Note: This document covers the high-level / distributed system design of a rate limiter. For the class-level (LLD) design -- including full OOP implementation of the algorithms -- see LLD Rate Limiter (file 15).

Functional Requirements

Core (above the line):

Limit requests per client -- given a client identifier (user ID, API key, IP), allow at most N requests per time window
Return clear feedback -- when rate limited, return HTTP 429 with Retry-After header
Support multiple rules -- different rate limits for different endpoints (e.g., 100 req/min for search, 10 req/min for checkout)
Configurable limits -- rate limit rules can be updated without redeployment

Below the line (mention but don't design):

Rate limit by geographic region
Adaptive rate limiting (auto-adjust based on backend health)
Rate limit exemptions (whitelisted clients)
Billing-tier-based limits

Non-Functional Requirements

Low latency overhead -- rate limiting check must complete in < 1ms (it is on the critical path of every request)
High availability -- if the rate limiter goes down, we should fail open (allow traffic) rather than block everything
Accuracy -- slight over-counting is acceptable (±5%), but we must never allow 10x the limit
Scale -- 1M requests/sec across all services, 10M unique clients

The Set Up

Core Entities

Entity	Description
RateLimitRule	`id`, `endpoint`, `clientTier`, `maxRequests`, `windowSeconds`, `algorithm`
RateLimitCounter	`clientId`, `endpoint`, `count`, `windowStart` (or token count, depending on algorithm)
Client	`clientId`, `apiKey`, `tier` (free/pro/enterprise), `whitelisted`

API Design

The rate limiter is not a user-facing API -- it is middleware. But it exposes internal APIs for configuration:

Check rate limit (internal, called by API gateway):

// This happens internally, not as a REST call, but conceptually:
RateLimitResult checkRateLimit(clientId, endpoint)
━━━
** STATED PROBLEM **
In the rate limiter design notes, what should happen to traffic if the rate limiter goes down?

** DATASET EXTRACT **
━━━
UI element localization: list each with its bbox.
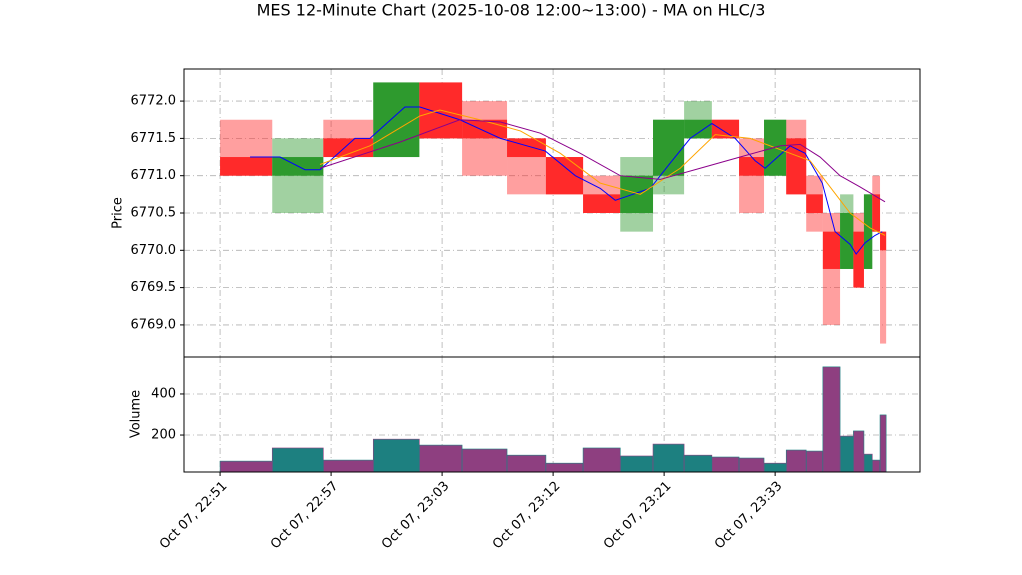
━━━
** TASK SOLUTION **
It should fail open and allow traffic rather than block everything.